Data extracted from a collection:
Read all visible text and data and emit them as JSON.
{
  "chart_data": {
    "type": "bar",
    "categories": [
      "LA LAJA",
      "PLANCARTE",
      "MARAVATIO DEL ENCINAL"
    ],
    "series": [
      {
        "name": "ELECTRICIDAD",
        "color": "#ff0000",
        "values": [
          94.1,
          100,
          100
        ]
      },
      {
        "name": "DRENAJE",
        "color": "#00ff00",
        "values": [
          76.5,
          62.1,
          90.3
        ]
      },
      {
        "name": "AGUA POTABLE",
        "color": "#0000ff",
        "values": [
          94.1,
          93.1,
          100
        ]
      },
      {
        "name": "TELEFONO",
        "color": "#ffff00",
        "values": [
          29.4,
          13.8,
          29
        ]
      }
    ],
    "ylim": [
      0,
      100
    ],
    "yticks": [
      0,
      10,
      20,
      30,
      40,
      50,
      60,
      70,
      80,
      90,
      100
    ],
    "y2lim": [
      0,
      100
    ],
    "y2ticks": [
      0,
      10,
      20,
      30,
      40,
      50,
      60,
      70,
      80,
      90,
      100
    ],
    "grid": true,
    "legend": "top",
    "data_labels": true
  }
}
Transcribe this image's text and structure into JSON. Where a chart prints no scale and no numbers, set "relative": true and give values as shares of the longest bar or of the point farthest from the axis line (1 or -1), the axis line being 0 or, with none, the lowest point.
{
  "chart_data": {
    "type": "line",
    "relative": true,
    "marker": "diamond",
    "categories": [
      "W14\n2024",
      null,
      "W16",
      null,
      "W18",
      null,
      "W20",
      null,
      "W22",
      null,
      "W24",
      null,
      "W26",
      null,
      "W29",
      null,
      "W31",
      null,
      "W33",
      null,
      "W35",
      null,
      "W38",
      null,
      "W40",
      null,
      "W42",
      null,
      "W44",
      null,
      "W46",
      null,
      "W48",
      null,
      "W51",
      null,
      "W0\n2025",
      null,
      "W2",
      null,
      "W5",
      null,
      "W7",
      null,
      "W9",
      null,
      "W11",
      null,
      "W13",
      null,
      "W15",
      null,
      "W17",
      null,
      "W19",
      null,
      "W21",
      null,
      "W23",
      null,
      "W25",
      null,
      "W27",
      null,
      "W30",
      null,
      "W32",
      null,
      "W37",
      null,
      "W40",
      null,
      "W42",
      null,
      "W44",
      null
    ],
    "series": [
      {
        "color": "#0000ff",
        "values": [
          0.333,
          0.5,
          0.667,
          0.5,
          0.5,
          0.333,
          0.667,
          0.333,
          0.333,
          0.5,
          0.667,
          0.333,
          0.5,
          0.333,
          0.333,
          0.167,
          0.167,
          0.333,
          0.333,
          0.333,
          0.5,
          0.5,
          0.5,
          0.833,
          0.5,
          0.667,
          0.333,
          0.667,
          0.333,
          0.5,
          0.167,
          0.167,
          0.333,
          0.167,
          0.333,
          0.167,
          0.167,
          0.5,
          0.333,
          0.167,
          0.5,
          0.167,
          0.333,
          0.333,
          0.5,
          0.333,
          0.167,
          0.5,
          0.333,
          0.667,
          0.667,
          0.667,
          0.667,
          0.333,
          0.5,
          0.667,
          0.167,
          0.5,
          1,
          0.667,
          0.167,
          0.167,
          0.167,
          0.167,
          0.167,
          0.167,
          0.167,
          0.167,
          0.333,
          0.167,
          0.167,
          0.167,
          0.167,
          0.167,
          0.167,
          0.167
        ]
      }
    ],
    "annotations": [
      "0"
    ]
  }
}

EXERCISE> Read through the entries and copy every line that includes "JSON".

FINISHED EXERCISE>
Read all visible text and data and emit them as JSON.
Transcribe this image's text and structure into JSON. Where a chart prints no scale and no numbers, set "relative": true and give values as shares of the longest bar or of the point farthest from the axis line (1 or -1), the axis line being 0 or, with none, the lowest point.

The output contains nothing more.